## [Requirements]
Return the entries below verbatim. Pictures stay out.

## [Dataset rows]
========

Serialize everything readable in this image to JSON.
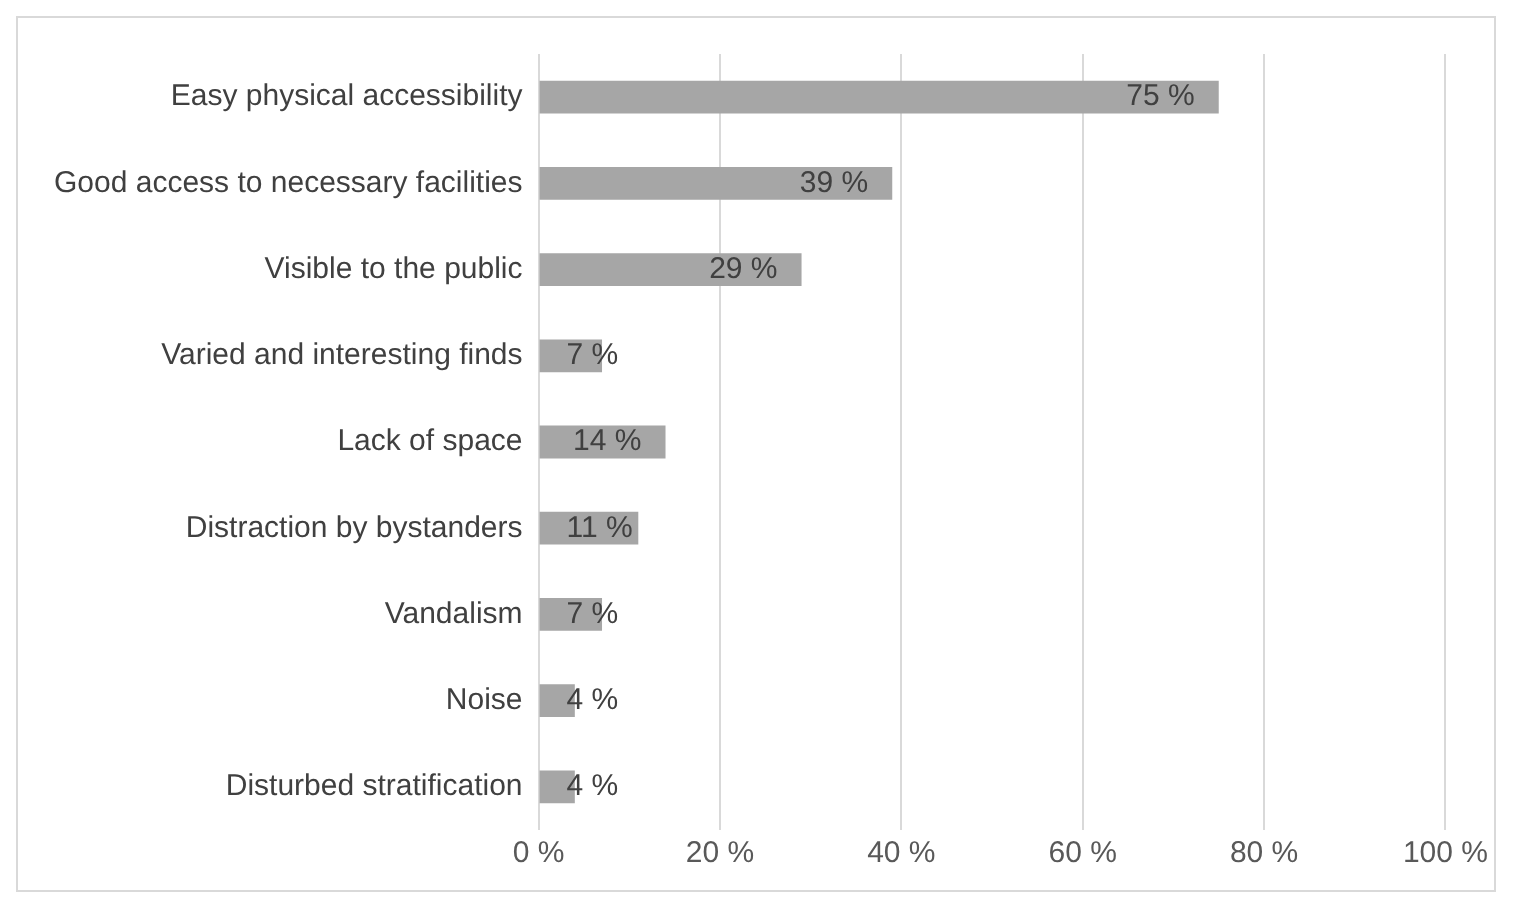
{
  "chart_data": {
    "type": "bar",
    "orientation": "horizontal",
    "categories": [
      "Easy physical accessibility",
      "Good access to necessary facilities",
      "Visible to the public",
      "Varied and interesting finds",
      "Lack of space",
      "Distraction by bystanders",
      "Vandalism",
      "Noise",
      "Disturbed stratification"
    ],
    "values": [
      75,
      39,
      29,
      7,
      14,
      11,
      7,
      4,
      4
    ],
    "value_labels": [
      "75 %",
      "39 %",
      "29 %",
      "7 %",
      "14 %",
      "11 %",
      "7 %",
      "4 %",
      "4 %"
    ],
    "color": "#a6a6a6",
    "xlim": [
      0,
      100
    ],
    "xticks": [
      {
        "value": 0,
        "label": "0 %"
      },
      {
        "value": 20,
        "label": "20 %"
      },
      {
        "value": 40,
        "label": "40 %"
      },
      {
        "value": 60,
        "label": "60 %"
      },
      {
        "value": 80,
        "label": "80 %"
      },
      {
        "value": 100,
        "label": "100 %"
      }
    ],
    "grid": "x",
    "legend": false
  }
}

========

## [Solution to this exercise]
Serialize everything readable in this image to JSON.
{
  "chart_data": {
    "type": "bar",
    "orientation": "horizontal",
    "categories": [
      "Easy physical accessibility",
      "Good access to necessary facilities",
      "Visible to the public",
      "Varied and interesting finds",
      "Lack of space",
      "Distraction by bystanders",
      "Vandalism",
      "Noise",
      "Disturbed stratification"
    ],
    "values": [
      75,
      39,
      29,
      7,
      14,
      11,
      7,
      4,
      4
    ],
    "value_labels": [
      "75 %",
      "39 %",
      "29 %",
      "7 %",
      "14 %",
      "11 %",
      "7 %",
      "4 %",
      "4 %"
    ],
    "color": "#a6a6a6",
    "xlim": [
      0,
      100
    ],
    "xticks": [
      {
        "value": 0,
        "label": "0 %"
      },
      {
        "value": 20,
        "label": "20 %"
      },
      {
        "value": 40,
        "label": "40 %"
      },
      {
        "value": 60,
        "label": "60 %"
      },
      {
        "value": 80,
        "label": "80 %"
      },
      {
        "value": 100,
        "label": "100 %"
      }
    ],
    "grid": "x",
    "legend": false
  }
}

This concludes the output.